Copy out all lines carrying the word "старой".

____ GIVEN RECORDS

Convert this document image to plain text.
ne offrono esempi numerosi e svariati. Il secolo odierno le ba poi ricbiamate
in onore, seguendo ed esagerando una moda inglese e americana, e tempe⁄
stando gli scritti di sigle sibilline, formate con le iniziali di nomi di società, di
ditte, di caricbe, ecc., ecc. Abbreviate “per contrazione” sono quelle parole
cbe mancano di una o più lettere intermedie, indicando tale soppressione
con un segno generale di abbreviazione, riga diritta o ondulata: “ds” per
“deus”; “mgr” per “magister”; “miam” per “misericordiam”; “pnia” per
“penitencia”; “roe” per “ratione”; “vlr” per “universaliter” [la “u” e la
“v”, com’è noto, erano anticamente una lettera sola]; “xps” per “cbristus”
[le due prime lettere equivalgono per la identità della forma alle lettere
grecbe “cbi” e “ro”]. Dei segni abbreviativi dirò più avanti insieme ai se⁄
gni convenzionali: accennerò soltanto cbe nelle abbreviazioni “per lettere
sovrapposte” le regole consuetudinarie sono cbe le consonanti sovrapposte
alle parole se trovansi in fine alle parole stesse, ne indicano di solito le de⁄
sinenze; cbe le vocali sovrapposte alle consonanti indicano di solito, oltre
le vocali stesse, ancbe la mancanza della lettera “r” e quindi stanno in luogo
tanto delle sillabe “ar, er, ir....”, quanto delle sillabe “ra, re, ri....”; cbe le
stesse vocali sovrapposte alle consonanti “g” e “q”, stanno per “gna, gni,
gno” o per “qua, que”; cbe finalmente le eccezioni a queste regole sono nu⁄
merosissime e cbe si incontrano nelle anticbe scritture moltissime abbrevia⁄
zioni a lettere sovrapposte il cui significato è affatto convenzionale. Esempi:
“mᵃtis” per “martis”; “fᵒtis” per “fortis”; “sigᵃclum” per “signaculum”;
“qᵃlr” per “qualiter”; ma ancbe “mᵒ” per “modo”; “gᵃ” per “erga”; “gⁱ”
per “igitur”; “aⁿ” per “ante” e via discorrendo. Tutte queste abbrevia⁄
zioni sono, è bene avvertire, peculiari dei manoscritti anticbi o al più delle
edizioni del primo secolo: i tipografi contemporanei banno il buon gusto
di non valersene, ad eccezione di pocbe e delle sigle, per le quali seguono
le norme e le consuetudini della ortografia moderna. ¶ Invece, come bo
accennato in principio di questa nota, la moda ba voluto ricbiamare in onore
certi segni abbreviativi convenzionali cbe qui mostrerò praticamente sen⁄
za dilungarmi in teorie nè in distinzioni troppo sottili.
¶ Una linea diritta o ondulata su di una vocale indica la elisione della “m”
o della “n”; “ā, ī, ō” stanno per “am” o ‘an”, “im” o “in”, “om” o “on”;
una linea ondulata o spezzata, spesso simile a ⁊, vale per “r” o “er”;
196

________
____ GIVEN RECORDS

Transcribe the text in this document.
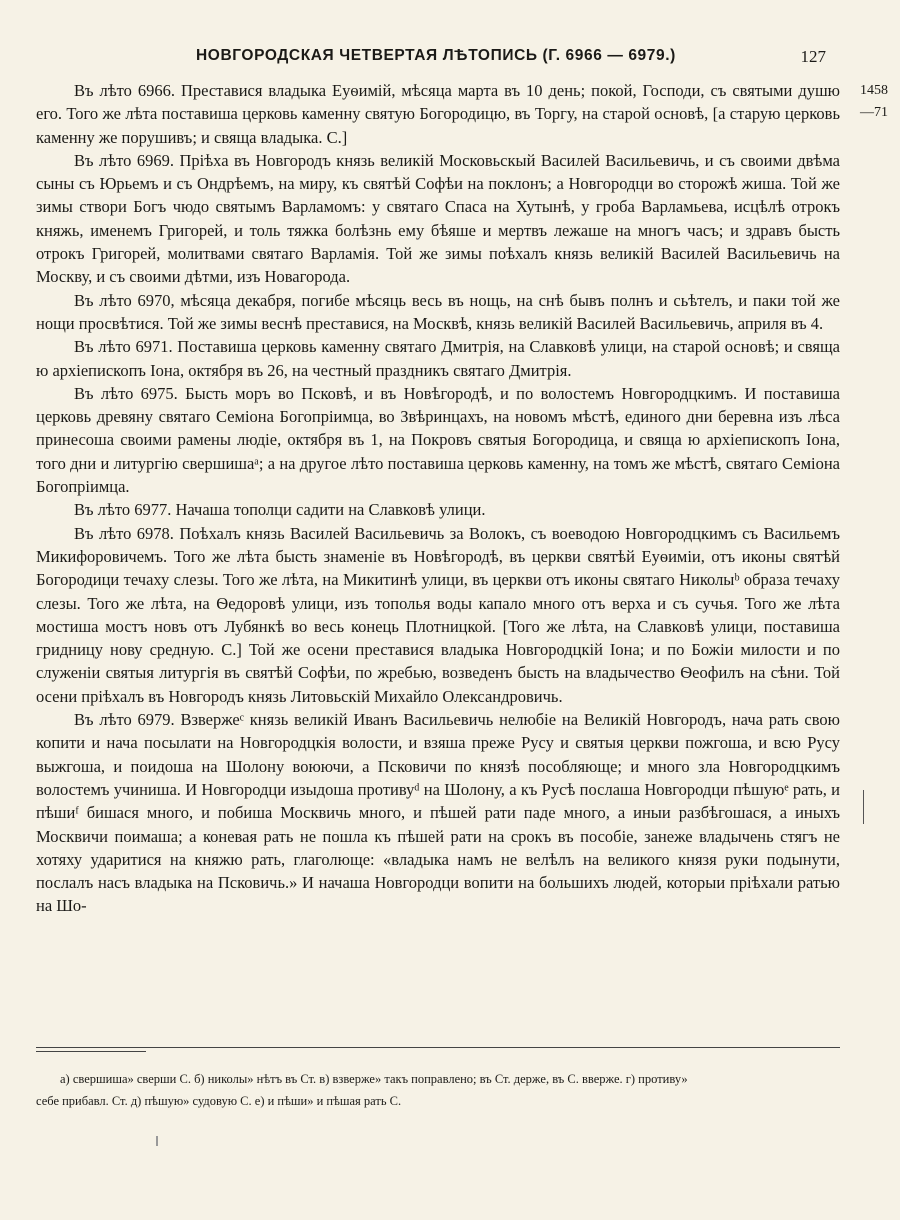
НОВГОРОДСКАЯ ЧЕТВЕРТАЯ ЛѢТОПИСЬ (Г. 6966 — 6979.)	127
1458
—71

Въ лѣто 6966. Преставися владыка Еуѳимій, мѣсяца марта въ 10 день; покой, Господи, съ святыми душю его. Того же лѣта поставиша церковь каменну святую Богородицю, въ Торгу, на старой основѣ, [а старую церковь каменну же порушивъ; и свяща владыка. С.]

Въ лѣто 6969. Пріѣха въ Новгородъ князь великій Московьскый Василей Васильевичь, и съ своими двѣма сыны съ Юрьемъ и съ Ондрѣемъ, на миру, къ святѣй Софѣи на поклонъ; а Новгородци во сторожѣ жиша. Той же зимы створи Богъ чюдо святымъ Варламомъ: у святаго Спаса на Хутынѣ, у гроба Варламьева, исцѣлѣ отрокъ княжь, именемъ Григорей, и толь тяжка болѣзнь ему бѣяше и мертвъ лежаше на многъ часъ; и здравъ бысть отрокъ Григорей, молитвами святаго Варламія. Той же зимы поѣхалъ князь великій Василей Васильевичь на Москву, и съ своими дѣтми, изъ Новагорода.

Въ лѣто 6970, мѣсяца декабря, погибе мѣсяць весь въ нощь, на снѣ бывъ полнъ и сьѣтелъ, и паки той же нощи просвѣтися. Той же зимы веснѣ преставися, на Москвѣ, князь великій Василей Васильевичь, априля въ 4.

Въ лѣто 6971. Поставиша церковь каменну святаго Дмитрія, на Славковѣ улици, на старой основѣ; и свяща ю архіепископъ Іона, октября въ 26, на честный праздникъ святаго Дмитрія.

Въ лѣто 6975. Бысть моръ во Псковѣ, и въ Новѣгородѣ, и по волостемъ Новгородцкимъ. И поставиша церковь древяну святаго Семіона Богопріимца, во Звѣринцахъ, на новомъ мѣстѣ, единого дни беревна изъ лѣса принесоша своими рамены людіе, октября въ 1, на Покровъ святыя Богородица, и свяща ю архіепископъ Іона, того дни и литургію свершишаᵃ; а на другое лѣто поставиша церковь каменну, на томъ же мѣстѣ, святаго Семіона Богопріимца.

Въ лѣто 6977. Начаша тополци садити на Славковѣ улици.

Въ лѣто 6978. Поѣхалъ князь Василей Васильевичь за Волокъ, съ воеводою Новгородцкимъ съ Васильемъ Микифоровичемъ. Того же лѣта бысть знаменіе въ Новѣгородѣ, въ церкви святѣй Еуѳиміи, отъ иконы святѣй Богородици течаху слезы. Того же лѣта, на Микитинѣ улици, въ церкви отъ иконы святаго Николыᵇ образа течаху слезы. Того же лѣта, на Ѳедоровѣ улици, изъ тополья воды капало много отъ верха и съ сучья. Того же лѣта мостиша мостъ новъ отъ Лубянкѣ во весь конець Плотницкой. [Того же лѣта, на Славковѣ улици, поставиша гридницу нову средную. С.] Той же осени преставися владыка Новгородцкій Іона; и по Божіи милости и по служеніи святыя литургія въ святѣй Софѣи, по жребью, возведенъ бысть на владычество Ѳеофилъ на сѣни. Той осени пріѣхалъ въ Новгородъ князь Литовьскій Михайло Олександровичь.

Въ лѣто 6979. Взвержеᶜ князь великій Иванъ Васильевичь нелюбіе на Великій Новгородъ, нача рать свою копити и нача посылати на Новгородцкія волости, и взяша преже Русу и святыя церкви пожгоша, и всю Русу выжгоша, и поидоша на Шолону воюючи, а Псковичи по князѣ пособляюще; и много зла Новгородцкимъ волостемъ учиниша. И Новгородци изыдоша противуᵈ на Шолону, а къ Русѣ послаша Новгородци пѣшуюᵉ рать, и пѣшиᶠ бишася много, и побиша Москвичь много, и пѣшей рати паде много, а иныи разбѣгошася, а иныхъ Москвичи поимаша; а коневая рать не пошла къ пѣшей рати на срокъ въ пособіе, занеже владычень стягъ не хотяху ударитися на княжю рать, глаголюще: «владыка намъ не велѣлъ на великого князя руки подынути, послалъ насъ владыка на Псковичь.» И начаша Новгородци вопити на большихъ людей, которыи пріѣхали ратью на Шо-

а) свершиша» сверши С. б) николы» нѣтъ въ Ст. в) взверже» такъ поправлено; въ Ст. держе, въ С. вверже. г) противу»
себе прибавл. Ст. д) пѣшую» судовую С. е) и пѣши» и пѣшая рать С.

________
____ GIVEN RECORDS

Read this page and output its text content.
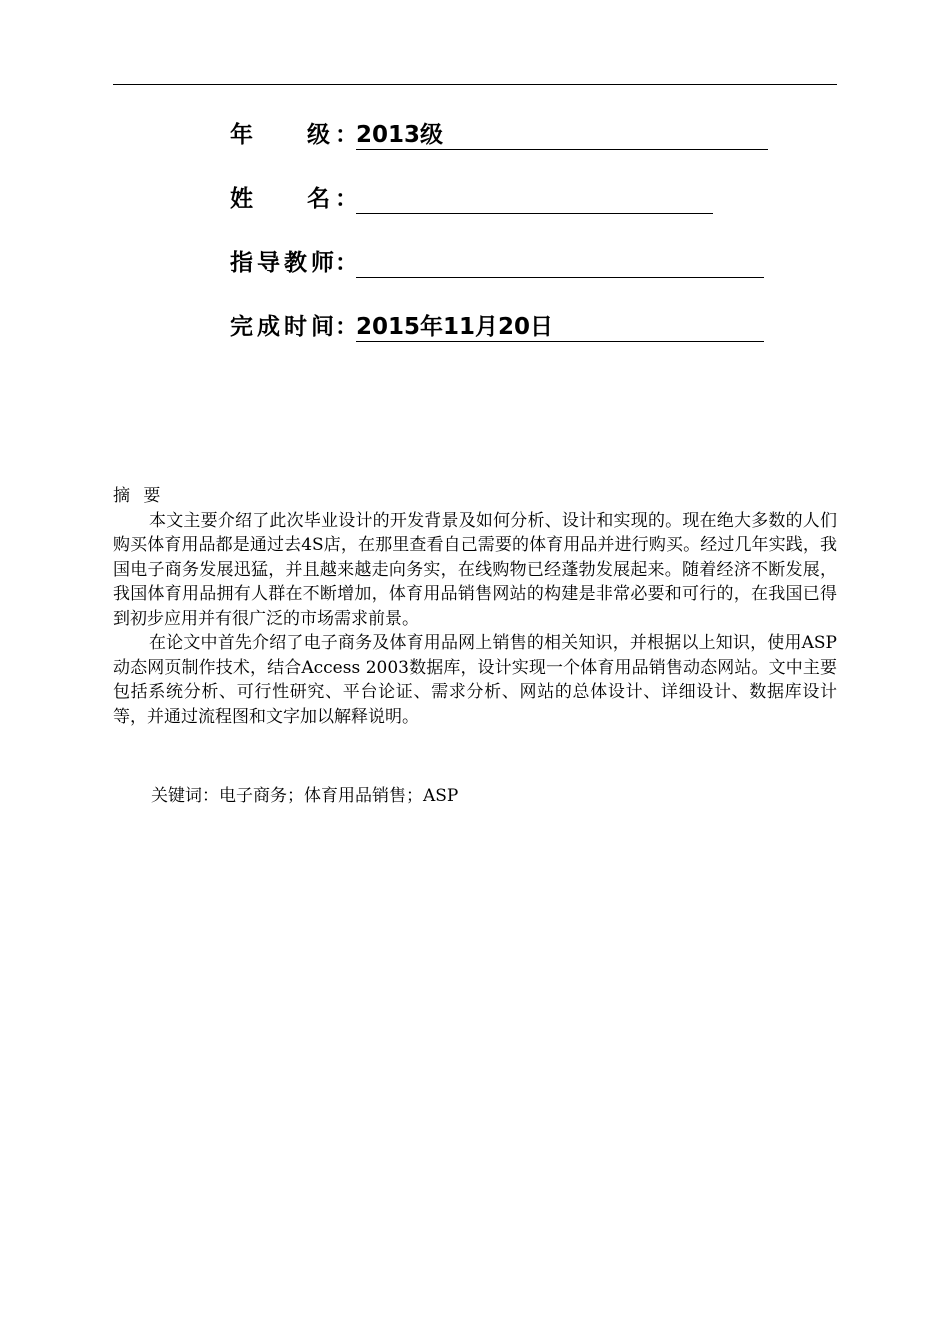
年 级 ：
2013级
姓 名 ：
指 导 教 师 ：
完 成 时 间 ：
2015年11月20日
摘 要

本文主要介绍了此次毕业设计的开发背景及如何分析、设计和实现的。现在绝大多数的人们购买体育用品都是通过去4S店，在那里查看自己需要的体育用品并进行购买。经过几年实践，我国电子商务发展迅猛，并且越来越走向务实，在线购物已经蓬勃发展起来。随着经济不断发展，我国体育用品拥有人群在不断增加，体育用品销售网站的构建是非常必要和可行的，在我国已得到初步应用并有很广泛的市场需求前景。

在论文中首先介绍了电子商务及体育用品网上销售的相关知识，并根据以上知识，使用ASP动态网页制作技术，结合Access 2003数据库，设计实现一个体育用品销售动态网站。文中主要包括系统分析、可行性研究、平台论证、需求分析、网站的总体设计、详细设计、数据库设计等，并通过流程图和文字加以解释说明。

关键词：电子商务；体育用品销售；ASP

________

RESPONSE →
Въ лѣто 6966. Преставися владыка Еуѳимій, мѣсяца марта въ 10 день; покой, Господи, съ святыми душю его. Того же лѣта поставиша церковь каменну святую Богородицю, въ Торгу, на старой основѣ, [а старую церковь каменну же порушивъ; и свяща владыка. С.]
Въ лѣто 6971. Поставиша церковь каменну святаго Дмитрія, на Славковѣ улици, на старой основѣ; и свяща ю архіепископъ Іона, октября въ 26, на честный праздникъ святаго Дмитрія.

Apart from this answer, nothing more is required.